→ **GIVEN PROBLEM**: Extract each line from the entries below that has the string "semi" in it.

[BEGIN DATA FOR PROCESSING]

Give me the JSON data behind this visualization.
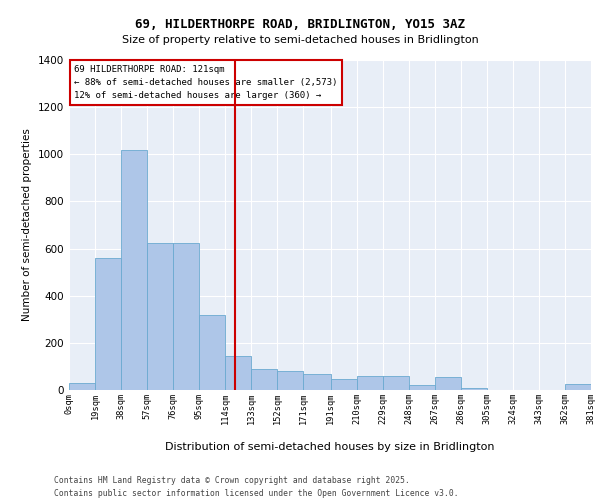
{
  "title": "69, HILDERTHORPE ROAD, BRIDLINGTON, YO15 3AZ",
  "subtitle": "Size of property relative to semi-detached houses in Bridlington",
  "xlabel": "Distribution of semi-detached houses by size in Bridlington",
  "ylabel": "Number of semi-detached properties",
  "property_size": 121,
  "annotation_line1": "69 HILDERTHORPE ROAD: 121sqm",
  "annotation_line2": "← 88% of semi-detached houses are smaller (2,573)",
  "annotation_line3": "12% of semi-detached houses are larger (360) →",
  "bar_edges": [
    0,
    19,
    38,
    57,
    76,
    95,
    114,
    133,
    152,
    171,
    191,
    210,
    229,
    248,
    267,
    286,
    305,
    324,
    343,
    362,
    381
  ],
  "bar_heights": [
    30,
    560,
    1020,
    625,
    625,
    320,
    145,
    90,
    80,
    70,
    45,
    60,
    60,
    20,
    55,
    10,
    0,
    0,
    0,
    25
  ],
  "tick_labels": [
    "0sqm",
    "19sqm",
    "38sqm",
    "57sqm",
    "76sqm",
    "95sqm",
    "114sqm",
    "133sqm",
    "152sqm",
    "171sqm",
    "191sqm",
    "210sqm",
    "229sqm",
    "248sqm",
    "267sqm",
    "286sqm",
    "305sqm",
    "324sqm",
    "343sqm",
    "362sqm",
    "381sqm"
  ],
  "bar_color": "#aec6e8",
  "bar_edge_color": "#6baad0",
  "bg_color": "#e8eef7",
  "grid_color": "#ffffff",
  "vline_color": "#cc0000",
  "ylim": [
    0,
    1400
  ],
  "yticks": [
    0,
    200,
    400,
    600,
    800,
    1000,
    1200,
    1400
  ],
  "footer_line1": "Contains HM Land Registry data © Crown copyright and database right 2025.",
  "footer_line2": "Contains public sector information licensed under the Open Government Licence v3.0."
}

[END DATA FOR PROCESSING]
[BEGIN DATA FOR PROCESSING]

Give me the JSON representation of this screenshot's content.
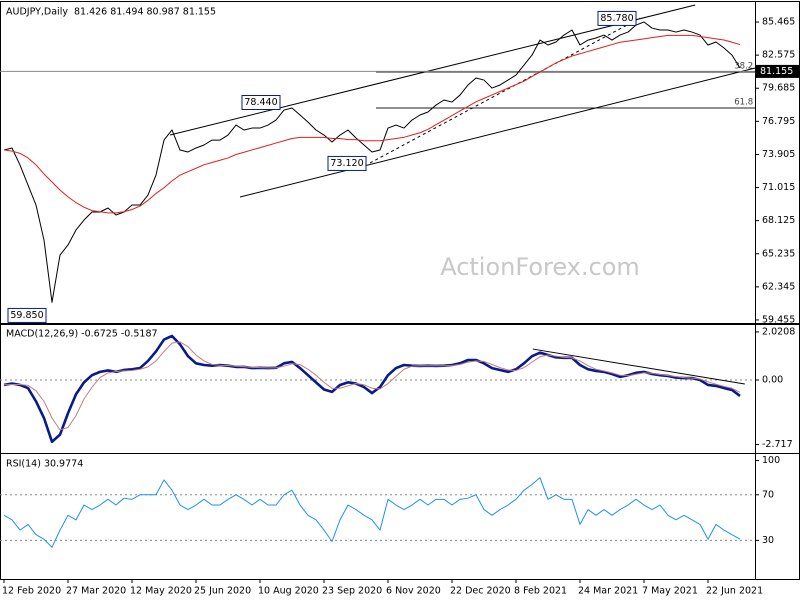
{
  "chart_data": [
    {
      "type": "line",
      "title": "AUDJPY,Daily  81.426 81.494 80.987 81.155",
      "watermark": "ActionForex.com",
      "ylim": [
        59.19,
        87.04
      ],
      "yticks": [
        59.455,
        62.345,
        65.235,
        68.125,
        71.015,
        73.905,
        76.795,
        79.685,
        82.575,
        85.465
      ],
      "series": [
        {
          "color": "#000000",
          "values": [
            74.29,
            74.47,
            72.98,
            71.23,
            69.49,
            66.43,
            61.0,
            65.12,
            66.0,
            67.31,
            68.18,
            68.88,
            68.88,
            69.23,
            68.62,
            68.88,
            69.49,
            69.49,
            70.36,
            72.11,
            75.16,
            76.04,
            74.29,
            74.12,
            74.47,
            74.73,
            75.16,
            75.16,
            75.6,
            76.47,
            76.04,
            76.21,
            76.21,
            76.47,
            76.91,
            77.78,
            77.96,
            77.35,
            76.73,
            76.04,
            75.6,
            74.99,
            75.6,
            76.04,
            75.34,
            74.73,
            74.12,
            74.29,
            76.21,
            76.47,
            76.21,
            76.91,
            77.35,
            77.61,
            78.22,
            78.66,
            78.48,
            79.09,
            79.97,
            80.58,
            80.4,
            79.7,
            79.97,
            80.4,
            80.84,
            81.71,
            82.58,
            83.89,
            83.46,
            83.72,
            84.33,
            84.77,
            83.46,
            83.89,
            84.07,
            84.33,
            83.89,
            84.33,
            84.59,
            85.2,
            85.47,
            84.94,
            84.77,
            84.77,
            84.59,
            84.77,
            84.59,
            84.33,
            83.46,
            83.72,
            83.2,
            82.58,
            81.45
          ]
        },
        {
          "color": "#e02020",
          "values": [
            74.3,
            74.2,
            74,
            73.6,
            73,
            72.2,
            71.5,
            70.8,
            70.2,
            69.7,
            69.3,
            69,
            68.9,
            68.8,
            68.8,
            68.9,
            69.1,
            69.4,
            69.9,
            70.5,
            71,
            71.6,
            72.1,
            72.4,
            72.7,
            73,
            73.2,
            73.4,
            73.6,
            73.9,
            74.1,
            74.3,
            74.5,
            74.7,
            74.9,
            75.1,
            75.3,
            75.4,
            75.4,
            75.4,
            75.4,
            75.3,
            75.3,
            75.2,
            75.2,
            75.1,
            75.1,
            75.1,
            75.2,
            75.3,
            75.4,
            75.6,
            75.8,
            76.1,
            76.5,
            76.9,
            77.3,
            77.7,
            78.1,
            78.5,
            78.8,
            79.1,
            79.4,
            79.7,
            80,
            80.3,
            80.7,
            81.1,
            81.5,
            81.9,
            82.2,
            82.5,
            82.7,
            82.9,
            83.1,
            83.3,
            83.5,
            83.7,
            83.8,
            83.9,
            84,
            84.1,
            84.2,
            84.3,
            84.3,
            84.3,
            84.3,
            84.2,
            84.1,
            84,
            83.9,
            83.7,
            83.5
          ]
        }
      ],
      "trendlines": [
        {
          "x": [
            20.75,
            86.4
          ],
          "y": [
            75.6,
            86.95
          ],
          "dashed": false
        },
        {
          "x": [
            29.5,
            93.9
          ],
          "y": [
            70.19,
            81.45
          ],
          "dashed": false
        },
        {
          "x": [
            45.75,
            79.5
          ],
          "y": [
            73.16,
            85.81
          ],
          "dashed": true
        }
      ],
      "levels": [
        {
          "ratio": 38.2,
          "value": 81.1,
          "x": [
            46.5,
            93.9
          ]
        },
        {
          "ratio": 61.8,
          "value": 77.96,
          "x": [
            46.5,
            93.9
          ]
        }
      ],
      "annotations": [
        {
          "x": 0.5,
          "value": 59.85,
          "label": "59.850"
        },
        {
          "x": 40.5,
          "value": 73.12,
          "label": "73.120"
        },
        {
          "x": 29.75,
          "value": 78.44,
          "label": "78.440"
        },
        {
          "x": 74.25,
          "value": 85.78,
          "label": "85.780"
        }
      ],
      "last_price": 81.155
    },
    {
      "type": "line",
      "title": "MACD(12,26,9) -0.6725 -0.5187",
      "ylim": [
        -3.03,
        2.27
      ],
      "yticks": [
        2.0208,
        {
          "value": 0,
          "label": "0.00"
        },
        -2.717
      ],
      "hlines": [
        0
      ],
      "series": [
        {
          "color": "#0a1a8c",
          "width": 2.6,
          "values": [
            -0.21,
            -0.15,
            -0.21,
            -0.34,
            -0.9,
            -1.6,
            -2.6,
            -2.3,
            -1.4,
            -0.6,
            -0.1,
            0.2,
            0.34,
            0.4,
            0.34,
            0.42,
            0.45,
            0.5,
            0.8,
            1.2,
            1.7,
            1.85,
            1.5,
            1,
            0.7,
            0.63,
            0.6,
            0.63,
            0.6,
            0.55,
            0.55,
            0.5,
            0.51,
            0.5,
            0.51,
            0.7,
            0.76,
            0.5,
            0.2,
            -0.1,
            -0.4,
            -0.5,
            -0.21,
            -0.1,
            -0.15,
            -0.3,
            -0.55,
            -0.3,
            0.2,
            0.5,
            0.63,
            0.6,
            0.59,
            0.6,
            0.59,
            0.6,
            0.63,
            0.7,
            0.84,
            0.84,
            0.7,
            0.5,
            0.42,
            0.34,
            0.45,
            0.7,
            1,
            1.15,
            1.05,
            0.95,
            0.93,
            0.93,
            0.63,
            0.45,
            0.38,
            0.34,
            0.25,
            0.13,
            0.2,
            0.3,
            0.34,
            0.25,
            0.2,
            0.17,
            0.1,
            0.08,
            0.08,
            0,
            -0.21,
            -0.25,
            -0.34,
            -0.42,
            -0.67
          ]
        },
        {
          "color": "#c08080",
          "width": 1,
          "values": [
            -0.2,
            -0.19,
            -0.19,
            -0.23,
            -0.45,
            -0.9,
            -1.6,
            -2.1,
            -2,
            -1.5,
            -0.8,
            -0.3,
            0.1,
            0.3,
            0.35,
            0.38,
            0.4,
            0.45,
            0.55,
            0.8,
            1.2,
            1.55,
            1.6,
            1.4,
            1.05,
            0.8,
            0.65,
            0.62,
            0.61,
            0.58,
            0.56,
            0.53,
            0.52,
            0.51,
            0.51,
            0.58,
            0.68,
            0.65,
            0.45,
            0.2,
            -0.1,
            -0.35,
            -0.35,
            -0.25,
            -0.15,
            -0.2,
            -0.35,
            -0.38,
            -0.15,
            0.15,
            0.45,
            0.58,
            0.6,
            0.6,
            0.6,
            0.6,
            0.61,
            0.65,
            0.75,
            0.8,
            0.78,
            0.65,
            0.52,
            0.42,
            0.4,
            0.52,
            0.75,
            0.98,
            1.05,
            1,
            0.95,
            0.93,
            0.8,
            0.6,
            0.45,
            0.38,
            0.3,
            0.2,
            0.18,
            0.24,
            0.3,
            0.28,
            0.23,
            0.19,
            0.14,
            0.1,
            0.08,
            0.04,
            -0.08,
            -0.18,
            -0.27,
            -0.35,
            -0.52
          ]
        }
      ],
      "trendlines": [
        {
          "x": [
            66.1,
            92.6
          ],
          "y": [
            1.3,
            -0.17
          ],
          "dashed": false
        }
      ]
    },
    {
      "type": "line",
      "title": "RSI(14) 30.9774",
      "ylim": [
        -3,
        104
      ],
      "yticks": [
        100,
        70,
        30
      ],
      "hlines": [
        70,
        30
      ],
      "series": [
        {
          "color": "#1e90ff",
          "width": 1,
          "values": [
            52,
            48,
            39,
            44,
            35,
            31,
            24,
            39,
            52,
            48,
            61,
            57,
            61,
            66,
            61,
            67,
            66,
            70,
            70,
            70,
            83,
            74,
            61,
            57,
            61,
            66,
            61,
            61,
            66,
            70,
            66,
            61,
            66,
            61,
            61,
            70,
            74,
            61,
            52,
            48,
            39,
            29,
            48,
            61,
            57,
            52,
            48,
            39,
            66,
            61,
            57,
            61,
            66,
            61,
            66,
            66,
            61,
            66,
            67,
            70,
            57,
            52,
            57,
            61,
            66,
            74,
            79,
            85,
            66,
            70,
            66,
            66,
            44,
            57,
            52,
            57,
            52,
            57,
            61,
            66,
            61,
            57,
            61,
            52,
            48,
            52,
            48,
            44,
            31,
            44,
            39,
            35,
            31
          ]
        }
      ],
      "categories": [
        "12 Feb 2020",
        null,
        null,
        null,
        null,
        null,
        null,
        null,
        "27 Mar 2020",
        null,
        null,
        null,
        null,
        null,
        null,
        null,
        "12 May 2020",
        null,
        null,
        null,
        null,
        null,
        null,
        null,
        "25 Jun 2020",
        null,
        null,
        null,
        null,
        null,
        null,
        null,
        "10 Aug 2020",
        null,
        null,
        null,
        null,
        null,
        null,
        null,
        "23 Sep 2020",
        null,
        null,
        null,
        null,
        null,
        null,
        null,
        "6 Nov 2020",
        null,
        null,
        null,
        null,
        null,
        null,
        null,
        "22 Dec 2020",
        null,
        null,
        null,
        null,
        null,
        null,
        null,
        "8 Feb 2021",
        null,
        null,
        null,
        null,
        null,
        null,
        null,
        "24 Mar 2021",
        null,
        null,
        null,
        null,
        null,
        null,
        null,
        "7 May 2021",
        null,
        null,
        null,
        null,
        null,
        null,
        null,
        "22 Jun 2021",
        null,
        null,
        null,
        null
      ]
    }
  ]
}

[END DATA FOR PROCESSING]

→ **COMPLETE OUTPUT**:
  "subtitle": "Size of property relative to semi-detached houses in Bridlington",
  "xlabel": "Distribution of semi-detached houses by size in Bridlington",
  "ylabel": "Number of semi-detached properties",
  "annotation_line2": "← 88% of semi-detached houses are smaller (2,573)",
  "annotation_line3": "12% of semi-detached houses are larger (360) →",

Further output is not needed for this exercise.